**Objective**.
Write out the entries below once more, exactly, with the pictures left out.
▶
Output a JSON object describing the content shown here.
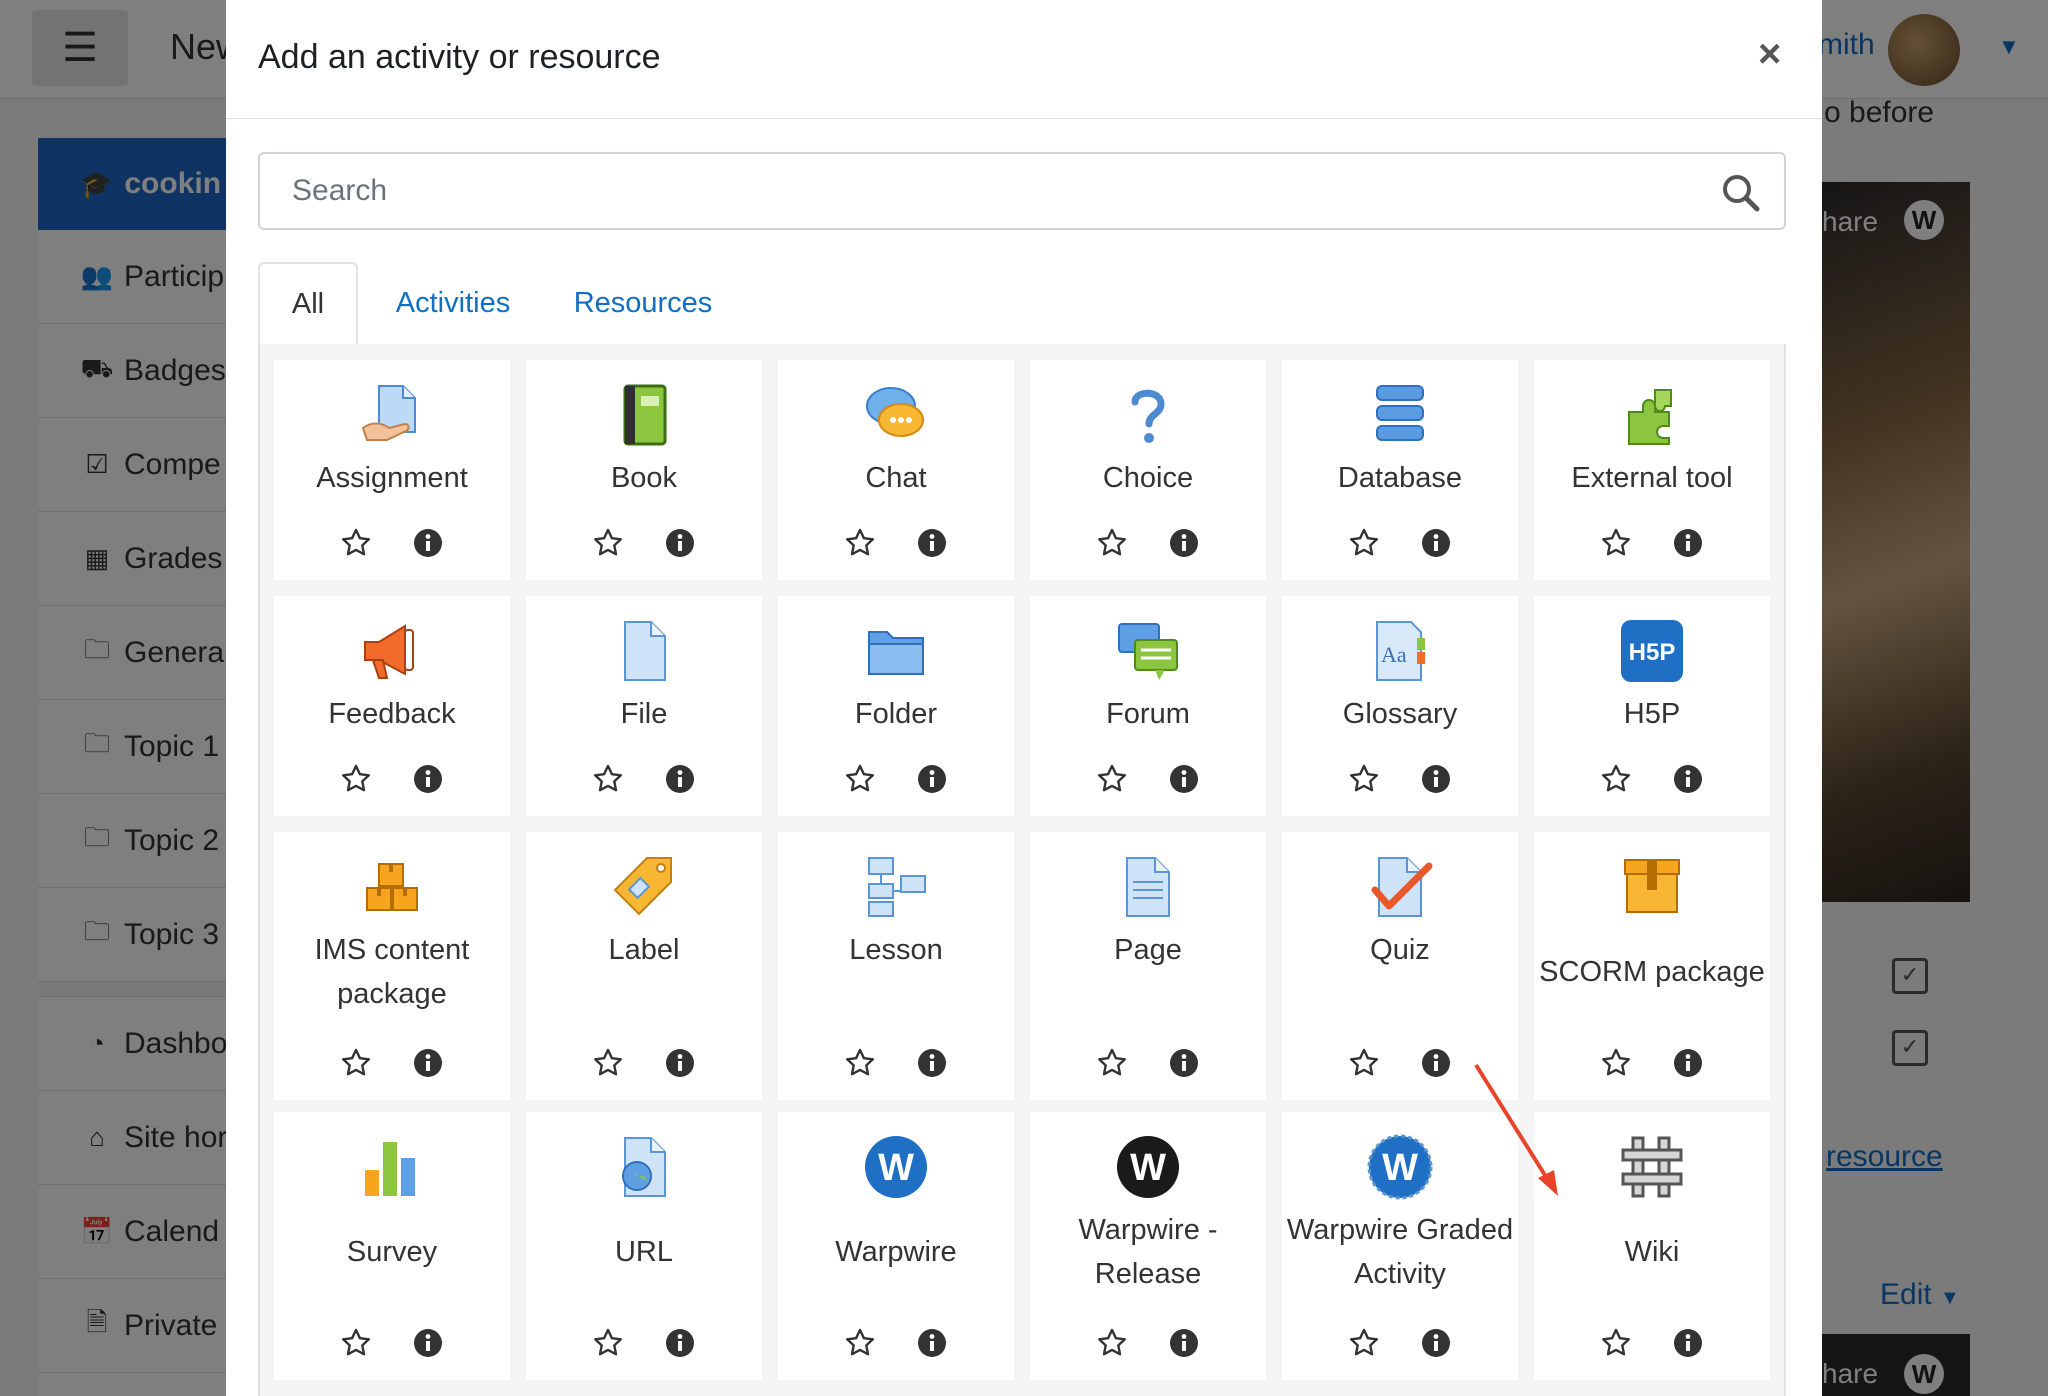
{
  "background": {
    "site_name": "New",
    "user_name": "mith",
    "course_label": "cookin",
    "drawer_items": [
      {
        "label": "Particip",
        "icon": "users-icon"
      },
      {
        "label": "Badges",
        "icon": "shield-icon"
      },
      {
        "label": "Compe",
        "icon": "checkbox-icon"
      },
      {
        "label": "Grades",
        "icon": "table-icon"
      },
      {
        "label": "Genera",
        "icon": "folder-icon"
      },
      {
        "label": "Topic 1",
        "icon": "folder-icon"
      },
      {
        "label": "Topic 2",
        "icon": "folder-icon"
      },
      {
        "label": "Topic 3",
        "icon": "folder-icon"
      }
    ],
    "drawer_items_2": [
      {
        "label": "Dashbo",
        "icon": "dashboard-icon"
      },
      {
        "label": "Site hor",
        "icon": "home-icon"
      },
      {
        "label": "Calend",
        "icon": "calendar-icon"
      },
      {
        "label": "Private",
        "icon": "file-icon"
      }
    ],
    "right_text": "o before",
    "share_text": "hare",
    "share_badge": "W",
    "resource_link": "resource",
    "edit_label": "Edit"
  },
  "modal": {
    "title": "Add an activity or resource",
    "close_glyph": "×",
    "search": {
      "placeholder": "Search"
    },
    "tabs": [
      {
        "label": "All",
        "active": true
      },
      {
        "label": "Activities",
        "active": false
      },
      {
        "label": "Resources",
        "active": false
      }
    ],
    "items": [
      {
        "label": "Assignment",
        "icon": "assignment-icon"
      },
      {
        "label": "Book",
        "icon": "book-icon"
      },
      {
        "label": "Chat",
        "icon": "chat-icon"
      },
      {
        "label": "Choice",
        "icon": "choice-icon"
      },
      {
        "label": "Database",
        "icon": "database-icon"
      },
      {
        "label": "External tool",
        "icon": "external-tool-icon"
      },
      {
        "label": "Feedback",
        "icon": "feedback-icon"
      },
      {
        "label": "File",
        "icon": "file-icon"
      },
      {
        "label": "Folder",
        "icon": "folder-icon"
      },
      {
        "label": "Forum",
        "icon": "forum-icon"
      },
      {
        "label": "Glossary",
        "icon": "glossary-icon"
      },
      {
        "label": "H5P",
        "icon": "h5p-icon",
        "icon_text": "H5P"
      },
      {
        "label": "IMS content package",
        "icon": "ims-package-icon"
      },
      {
        "label": "Label",
        "icon": "label-icon"
      },
      {
        "label": "Lesson",
        "icon": "lesson-icon"
      },
      {
        "label": "Page",
        "icon": "page-icon"
      },
      {
        "label": "Quiz",
        "icon": "quiz-icon"
      },
      {
        "label": "SCORM package",
        "icon": "scorm-icon"
      },
      {
        "label": "Survey",
        "icon": "survey-icon"
      },
      {
        "label": "URL",
        "icon": "url-icon"
      },
      {
        "label": "Warpwire",
        "icon": "warpwire-icon",
        "icon_text": "W"
      },
      {
        "label": "Warpwire - Release",
        "icon": "warpwire-release-icon",
        "icon_text": "W"
      },
      {
        "label": "Warpwire Graded Activity",
        "icon": "warpwire-graded-icon",
        "icon_text": "W"
      },
      {
        "label": "Wiki",
        "icon": "wiki-icon"
      }
    ]
  },
  "colors": {
    "link_blue": "#0f6fc5",
    "course_blue": "#1f66c4",
    "annotation_red": "#e8432b",
    "warpwire_blue": "#1f6fc4",
    "release_black": "#1a1a1a"
  }
}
◀
**Result**.
Output a JSON object describing the content shown here.
{
  "background": {
    "site_name": "New",
    "user_name": "mith",
    "course_label": "cookin",
    "drawer_items": [
      {
        "label": "Particip",
        "icon": "users-icon"
      },
      {
        "label": "Badges",
        "icon": "shield-icon"
      },
      {
        "label": "Compe",
        "icon": "checkbox-icon"
      },
      {
        "label": "Grades",
        "icon": "table-icon"
      },
      {
        "label": "Genera",
        "icon": "folder-icon"
      },
      {
        "label": "Topic 1",
        "icon": "folder-icon"
      },
      {
        "label": "Topic 2",
        "icon": "folder-icon"
      },
      {
        "label": "Topic 3",
        "icon": "folder-icon"
      }
    ],
    "drawer_items_2": [
      {
        "label": "Dashbo",
        "icon": "dashboard-icon"
      },
      {
        "label": "Site hor",
        "icon": "home-icon"
      },
      {
        "label": "Calend",
        "icon": "calendar-icon"
      },
      {
        "label": "Private",
        "icon": "file-icon"
      }
    ],
    "right_text": "o before",
    "share_text": "hare",
    "share_badge": "W",
    "resource_link": "resource",
    "edit_label": "Edit"
  },
  "modal": {
    "title": "Add an activity or resource",
    "close_glyph": "×",
    "search": {
      "placeholder": "Search"
    },
    "tabs": [
      {
        "label": "All",
        "active": true
      },
      {
        "label": "Activities",
        "active": false
      },
      {
        "label": "Resources",
        "active": false
      }
    ],
    "items": [
      {
        "label": "Assignment",
        "icon": "assignment-icon"
      },
      {
        "label": "Book",
        "icon": "book-icon"
      },
      {
        "label": "Chat",
        "icon": "chat-icon"
      },
      {
        "label": "Choice",
        "icon": "choice-icon"
      },
      {
        "label": "Database",
        "icon": "database-icon"
      },
      {
        "label": "External tool",
        "icon": "external-tool-icon"
      },
      {
        "label": "Feedback",
        "icon": "feedback-icon"
      },
      {
        "label": "File",
        "icon": "file-icon"
      },
      {
        "label": "Folder",
        "icon": "folder-icon"
      },
      {
        "label": "Forum",
        "icon": "forum-icon"
      },
      {
        "label": "Glossary",
        "icon": "glossary-icon"
      },
      {
        "label": "H5P",
        "icon": "h5p-icon",
        "icon_text": "H5P"
      },
      {
        "label": "IMS content package",
        "icon": "ims-package-icon"
      },
      {
        "label": "Label",
        "icon": "label-icon"
      },
      {
        "label": "Lesson",
        "icon": "lesson-icon"
      },
      {
        "label": "Page",
        "icon": "page-icon"
      },
      {
        "label": "Quiz",
        "icon": "quiz-icon"
      },
      {
        "label": "SCORM package",
        "icon": "scorm-icon"
      },
      {
        "label": "Survey",
        "icon": "survey-icon"
      },
      {
        "label": "URL",
        "icon": "url-icon"
      },
      {
        "label": "Warpwire",
        "icon": "warpwire-icon",
        "icon_text": "W"
      },
      {
        "label": "Warpwire - Release",
        "icon": "warpwire-release-icon",
        "icon_text": "W"
      },
      {
        "label": "Warpwire Graded Activity",
        "icon": "warpwire-graded-icon",
        "icon_text": "W"
      },
      {
        "label": "Wiki",
        "icon": "wiki-icon"
      }
    ]
  },
  "colors": {
    "link_blue": "#0f6fc5",
    "course_blue": "#1f66c4",
    "annotation_red": "#e8432b",
    "warpwire_blue": "#1f6fc4",
    "release_black": "#1a1a1a"
  }
}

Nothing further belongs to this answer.